→ GOAL: Extract all lines in the data that contain the word "Designatio".

# # #

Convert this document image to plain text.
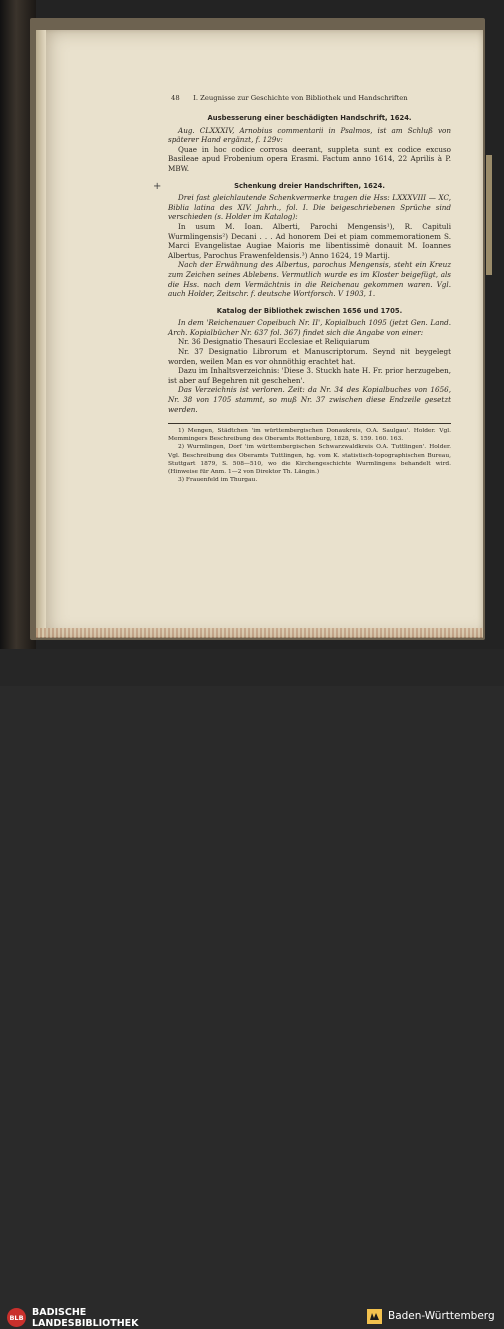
48 I. Zeugnisse zur Geschichte von Bibliothek und Handschriften
+

Ausbesserung einer beschädigten Handschrift, 1624.

Aug. CLXXXIV, Arnobius commentarii in Psalmos, ist am Schluß von späterer Hand ergänzt, f. 129v:

Quae in hoc codice corrosa deerant, suppleta sunt ex codice excuso Basileae apud Frobenium opera Erasmi. Factum anno 1614, 22 Aprilis à P. MBW.

Schenkung dreier Handschriften, 1624.

Drei fast gleichlautende Schenkvermerke tragen die Hss: LXXXVIII — XC, Biblia latina des XIV. Jahrh., fol. I. Die beigeschriebenen Sprüche sind verschieden (s. Holder im Katalog):

In usum M. Ioan. Alberti, Parochi Mengensis¹), R. Capituli Wurmlingensis²) Decani . . . Ad honorem Dei et piam commemorationem S. Marci Evangelistae Augiae Maioris me libentissimè donauit M. Ioannes Albertus, Parochus Frawenfeldensis.³) Anno 1624, 19 Martij.

Nach der Erwähnung des Albertus, parochus Mengensis, steht ein Kreuz zum Zeichen seines Ablebens. Vermutlich wurde es im Kloster beigefügt, als die Hss. nach dem Vermächtnis in die Reichenau gekommen waren. Vgl. auch Holder, Zeitschr. f. deutsche Wortforsch. V 1903, 1.

Katalog der Bibliothek zwischen 1656 und 1705.

In dem 'Reichenauer Copeibuch Nr. II', Kopialbuch 1095 (jetzt Gen. Land. Arch. Kopialbücher Nr. 637 fol. 367) findet sich die Angabe von einer:

Nr. 36 Designatio Thesauri Ecclesiae et Reliquiarum

Nr. 37 Designatio Librorum et Manuscriptorum. Seynd nit beygelegt worden, weilen Man es vor ohnnöthig erachtet hat.

Dazu im Inhaltsverzeichnis: 'Diese 3. Stuckh hate H. Fr. prior herzugeben, ist aber auf Begehren nit geschehen'.

Das Verzeichnis ist verloren. Zeit: da Nr. 34 des Kopialbuches von 1656, Nr. 38 von 1705 stammt, so muß Nr. 37 zwischen diese Endzeile gesetzt werden.

1) Mengen, Städtchen 'im württembergischen Donaukreis, O.A. Saulgau'. Holder. Vgl. Memmingers Beschreibung des Oberamts Rottenburg, 1828, S. 159. 160. 163.

2) Wurmlingen, Dorf 'im württembergischen Schwarzwaldkreis O.A. Tuttlingen'. Holder. Vgl. Beschreibung des Oberamts Tuttlingen, hg. vom K. statistisch-topographischen Bureau, Stuttgart 1879, S. 508—510, wo die Kirchengeschichte Wurmlingens behandelt wird. (Hinweise für Anm. 1—2 von Direktor Th. Längin.)

3) Frauenfeld im Thurgau.

BLB BADISCHE
LANDESBIBLIOTHEK
Baden-Württemberg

# # #

→ THE SOLUTION:
Nr. 36 Designatio Thesauri Ecclesiae et Reliquiarum
Nr. 37 Designatio Librorum et Manuscriptorum. Seynd nit beygelegt worden, weilen Man es vor ohnnöthig erachtet hat.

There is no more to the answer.